* BEGIN *
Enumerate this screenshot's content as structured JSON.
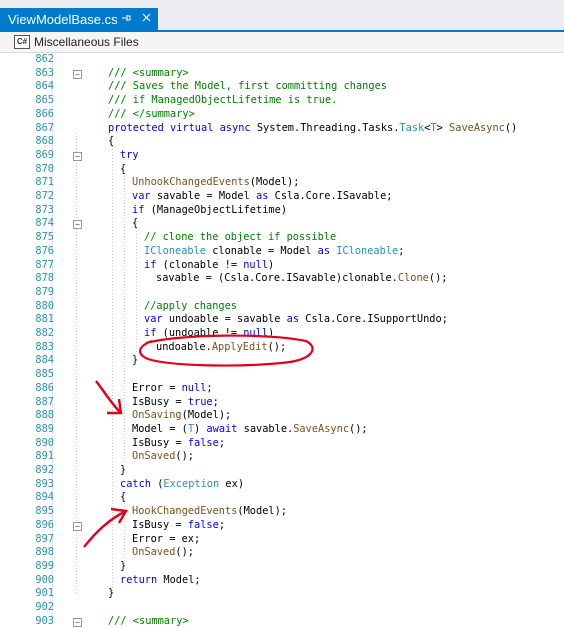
{
  "tab": {
    "title": "ViewModelBase.cs",
    "pin_icon": "pin-icon",
    "close_icon": "close-icon"
  },
  "filebar": {
    "icon": "csharp-file-icon",
    "label": "Miscellaneous Files"
  },
  "colors": {
    "accent": "#007acc",
    "line_number": "#2b91af",
    "keyword": "#0000ff",
    "comment": "#008000",
    "type": "#2b91af",
    "method": "#74531f",
    "annotation": "#e0001a"
  },
  "lines": [
    {
      "n": "862",
      "code": ""
    },
    {
      "n": "863",
      "code": "/// <summary>"
    },
    {
      "n": "864",
      "code": "/// Saves the Model, first committing changes"
    },
    {
      "n": "865",
      "code": "/// if ManagedObjectLifetime is true."
    },
    {
      "n": "866",
      "code": "/// </summary>"
    },
    {
      "n": "867",
      "code": "protected virtual async System.Threading.Tasks.Task<T> SaveAsync()"
    },
    {
      "n": "868",
      "code": "{"
    },
    {
      "n": "869",
      "code": "try"
    },
    {
      "n": "870",
      "code": "{"
    },
    {
      "n": "871",
      "code": "UnhookChangedEvents(Model);"
    },
    {
      "n": "872",
      "code": "var savable = Model as Csla.Core.ISavable;"
    },
    {
      "n": "873",
      "code": "if (ManageObjectLifetime)"
    },
    {
      "n": "874",
      "code": "{"
    },
    {
      "n": "875",
      "code": "// clone the object if possible"
    },
    {
      "n": "876",
      "code": "ICloneable clonable = Model as ICloneable;"
    },
    {
      "n": "877",
      "code": "if (clonable != null)"
    },
    {
      "n": "878",
      "code": "savable = (Csla.Core.ISavable)clonable.Clone();"
    },
    {
      "n": "879",
      "code": ""
    },
    {
      "n": "880",
      "code": "//apply changes"
    },
    {
      "n": "881",
      "code": "var undoable = savable as Csla.Core.ISupportUndo;"
    },
    {
      "n": "882",
      "code": "if (undoable != null)"
    },
    {
      "n": "883",
      "code": "undoable.ApplyEdit();"
    },
    {
      "n": "884",
      "code": "}"
    },
    {
      "n": "885",
      "code": ""
    },
    {
      "n": "886",
      "code": "Error = null;"
    },
    {
      "n": "887",
      "code": "IsBusy = true;"
    },
    {
      "n": "888",
      "code": "OnSaving(Model);"
    },
    {
      "n": "889",
      "code": "Model = (T) await savable.SaveAsync();"
    },
    {
      "n": "890",
      "code": "IsBusy = false;"
    },
    {
      "n": "891",
      "code": "OnSaved();"
    },
    {
      "n": "892",
      "code": "}"
    },
    {
      "n": "893",
      "code": "catch (Exception ex)"
    },
    {
      "n": "894",
      "code": "{"
    },
    {
      "n": "895",
      "code": "HookChangedEvents(Model);"
    },
    {
      "n": "896",
      "code": "IsBusy = false;"
    },
    {
      "n": "897",
      "code": "Error = ex;"
    },
    {
      "n": "898",
      "code": "OnSaved();"
    },
    {
      "n": "899",
      "code": "}"
    },
    {
      "n": "900",
      "code": "return Model;"
    },
    {
      "n": "901",
      "code": "}"
    },
    {
      "n": "902",
      "code": ""
    },
    {
      "n": "903",
      "code": "/// <summary>"
    }
  ]
}
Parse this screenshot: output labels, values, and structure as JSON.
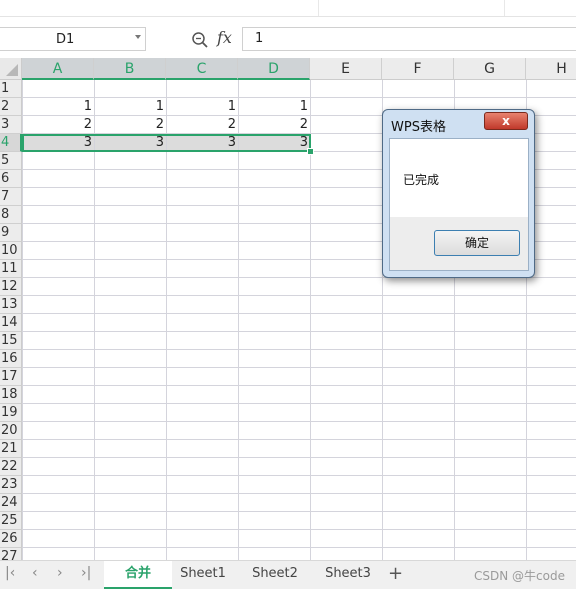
{
  "formula_bar": {
    "cell_ref": "D1",
    "formula_value": "1",
    "zoom_icon": "magnifier-icon",
    "fx_label": "fx"
  },
  "columns": [
    "A",
    "B",
    "C",
    "D",
    "E",
    "F",
    "G",
    "H"
  ],
  "selected_columns": [
    "A",
    "B",
    "C",
    "D"
  ],
  "rows": [
    "1",
    "2",
    "3",
    "4",
    "5",
    "6",
    "7",
    "8",
    "9",
    "10",
    "11",
    "12",
    "13",
    "14",
    "15",
    "16",
    "17",
    "18",
    "19",
    "20",
    "21",
    "22",
    "23",
    "24",
    "25",
    "26",
    "27"
  ],
  "selected_row": "4",
  "cells": {
    "A2": "1",
    "B2": "1",
    "C2": "1",
    "D2": "1",
    "A3": "2",
    "B3": "2",
    "C3": "2",
    "D3": "2",
    "A4": "3",
    "B4": "3",
    "C4": "3",
    "D4": "3"
  },
  "sheet_tabs": [
    {
      "label": "合并",
      "active": true
    },
    {
      "label": "Sheet1",
      "active": false
    },
    {
      "label": "Sheet2",
      "active": false
    },
    {
      "label": "Sheet3",
      "active": false
    }
  ],
  "add_sheet_label": "+",
  "watermark": "CSDN @牛code",
  "dialog": {
    "title": "WPS表格",
    "close_label": "x",
    "message": "已完成",
    "ok_label": "确定"
  },
  "colors": {
    "accent": "#2aa36b",
    "dialog_frame": "#cfe0f2",
    "close_button": "#c0392b"
  }
}
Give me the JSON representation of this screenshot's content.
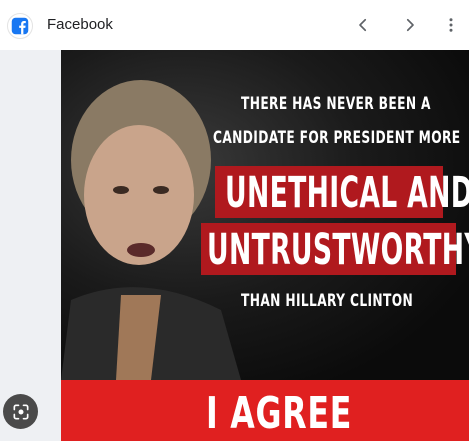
{
  "header": {
    "site_name": "Facebook",
    "logo_icon": "facebook-icon",
    "back_icon": "chevron-left-icon",
    "forward_icon": "chevron-right-icon",
    "more_icon": "more-vertical-icon",
    "brand_color": "#1877f2"
  },
  "sidebar": {
    "lens_icon": "image-search-icon"
  },
  "meme": {
    "line1": "THERE HAS NEVER BEEN A",
    "line2": "CANDIDATE FOR PRESIDENT MORE",
    "line3": "UNETHICAL AND",
    "line4": "UNTRUSTWORTHY",
    "line5": "THAN HILLARY CLINTON",
    "agree": "I AGREE",
    "accent_color": "#e02020"
  }
}
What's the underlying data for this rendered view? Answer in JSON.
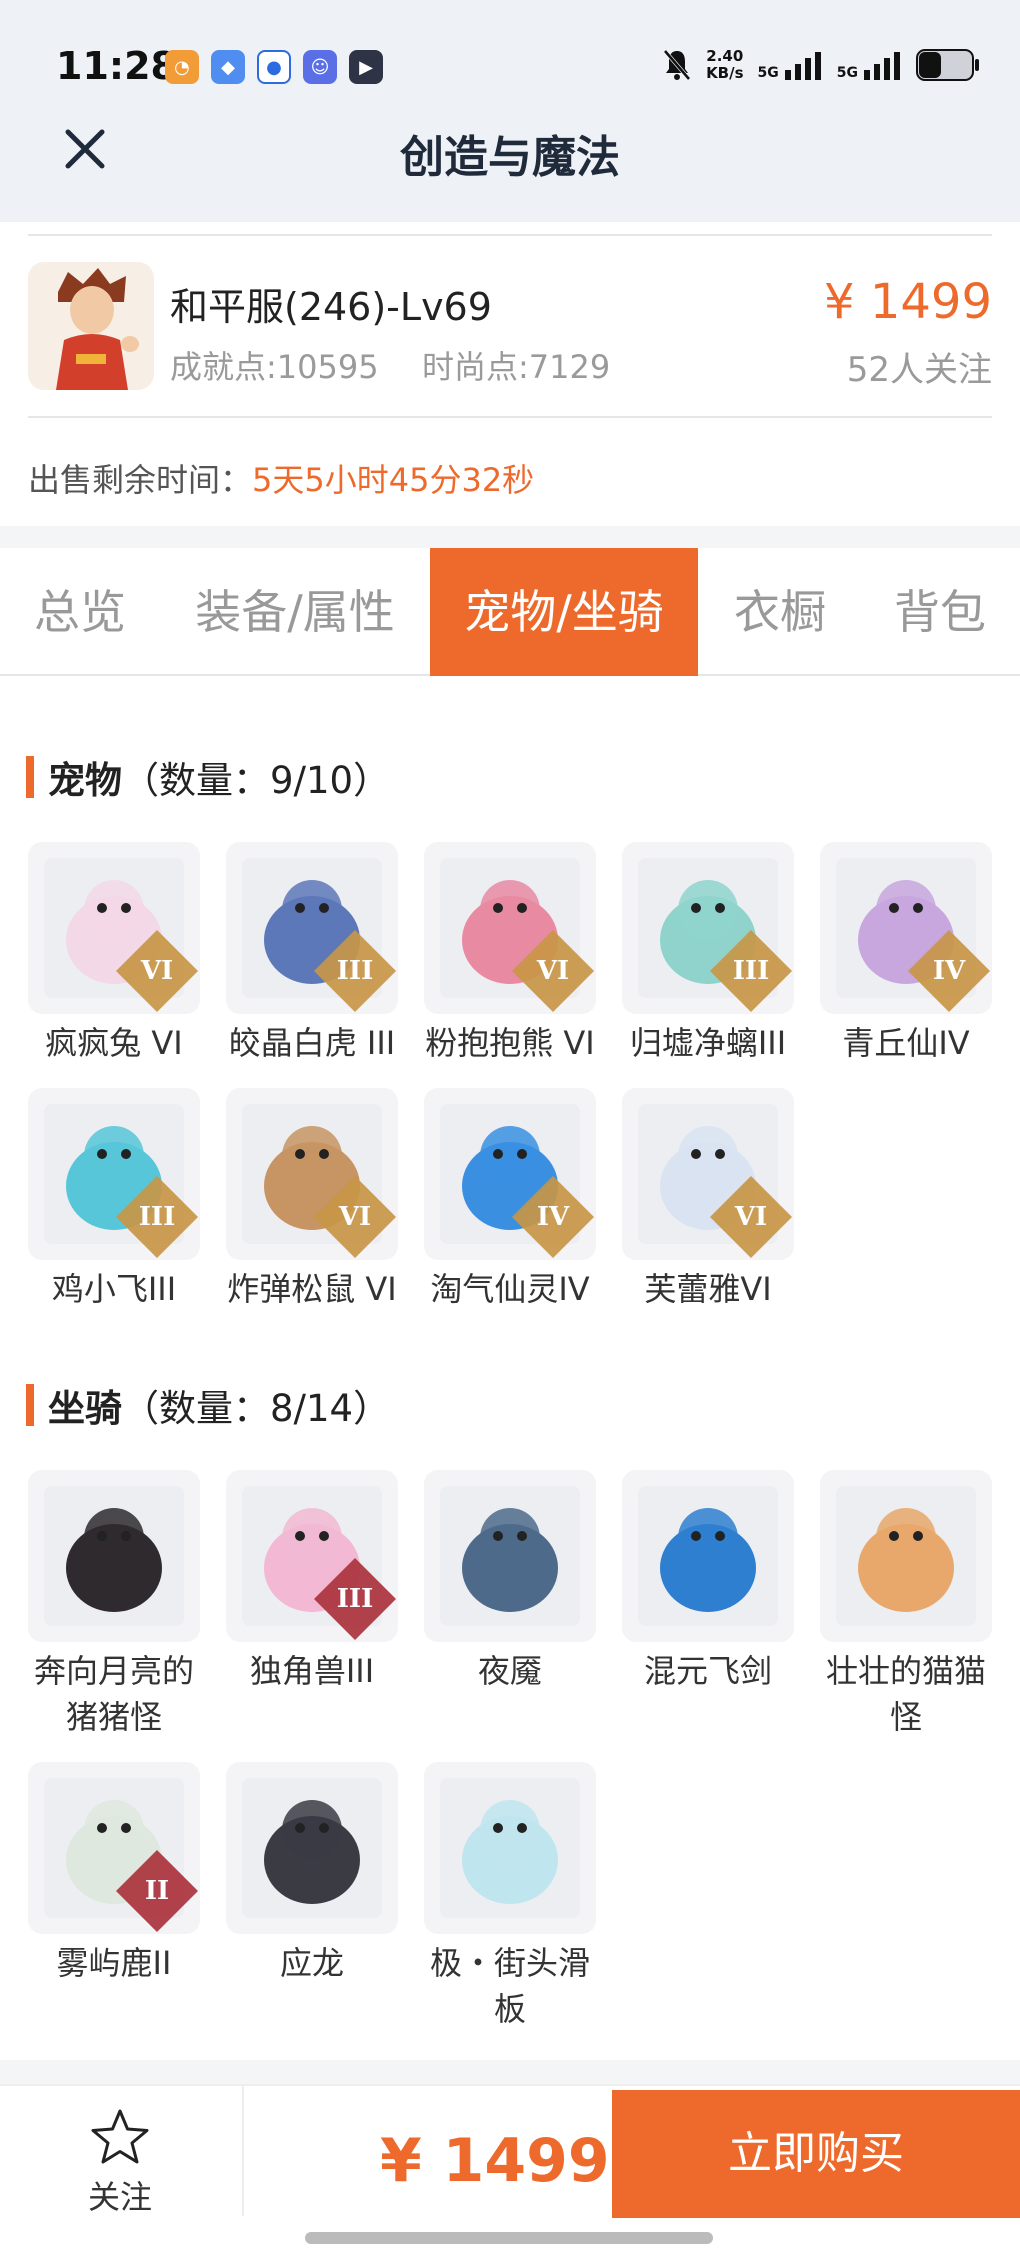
{
  "status_bar": {
    "time": "11:28",
    "speed_value": "2.40",
    "speed_unit": "KB/s",
    "signal_1": "5G",
    "signal_2": "5G",
    "apps": [
      "taobao-app-icon",
      "blue-app-icon",
      "circle-app-icon",
      "mascot-app-icon",
      "play-app-icon"
    ]
  },
  "header": {
    "title": "创造与魔法"
  },
  "character": {
    "name": "和平服(246)-Lv69",
    "achievement": "成就点:10595",
    "fashion": "时尚点:7129",
    "price": "¥ 1499",
    "followers": "52人关注"
  },
  "sale": {
    "label": "出售剩余时间：",
    "remaining": "5天5小时45分32秒"
  },
  "tabs": [
    {
      "label": "总览",
      "active": false
    },
    {
      "label": "装备/属性",
      "active": false
    },
    {
      "label": "宠物/坐骑",
      "active": true
    },
    {
      "label": "衣橱",
      "active": false
    },
    {
      "label": "背包",
      "active": false
    }
  ],
  "pets": {
    "title": "宠物",
    "count": "（数量：9/10）",
    "items": [
      {
        "name": "疯疯兔 VI",
        "rank": "VI",
        "color": "#f3d8e8"
      },
      {
        "name": "皎晶白虎 III",
        "rank": "III",
        "color": "#5d78b8"
      },
      {
        "name": "粉抱抱熊 VI",
        "rank": "VI",
        "color": "#e98aa3"
      },
      {
        "name": "归墟净螭III",
        "rank": "III",
        "color": "#8fd3cc"
      },
      {
        "name": "青丘仙IV",
        "rank": "IV",
        "color": "#c8a6de"
      },
      {
        "name": "鸡小飞III",
        "rank": "III",
        "color": "#57c6d8"
      },
      {
        "name": "炸弹松鼠 VI",
        "rank": "VI",
        "color": "#c79463"
      },
      {
        "name": "淘气仙灵IV",
        "rank": "IV",
        "color": "#3a8fe0"
      },
      {
        "name": "芙蕾雅VI",
        "rank": "VI",
        "color": "#d9e3f2"
      }
    ]
  },
  "mounts": {
    "title": "坐骑",
    "count": "（数量：8/14）",
    "items": [
      {
        "name": "奔向月亮的猪猪怪",
        "rank": "",
        "color": "#2e2a2e"
      },
      {
        "name": "独角兽III",
        "rank": "III",
        "color": "#f2b8d4"
      },
      {
        "name": "夜魇",
        "rank": "",
        "color": "#4e6a8a"
      },
      {
        "name": "混元飞剑",
        "rank": "",
        "color": "#2f7fd0"
      },
      {
        "name": "壮壮的猫猫怪",
        "rank": "",
        "color": "#e8a76b"
      },
      {
        "name": "雾屿鹿II",
        "rank": "II",
        "color": "#dfe8de"
      },
      {
        "name": "应龙",
        "rank": "",
        "color": "#3b3b44"
      },
      {
        "name": "极・街头滑板",
        "rank": "",
        "color": "#bfe5ef"
      }
    ]
  },
  "footer": {
    "follow_label": "关注",
    "price": "¥ 1499",
    "buy_label": "立即购买"
  }
}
* END *
Report how many lines in the entries hold the string "chevron". Nothing but the number is wanted.

## RESPONSE
2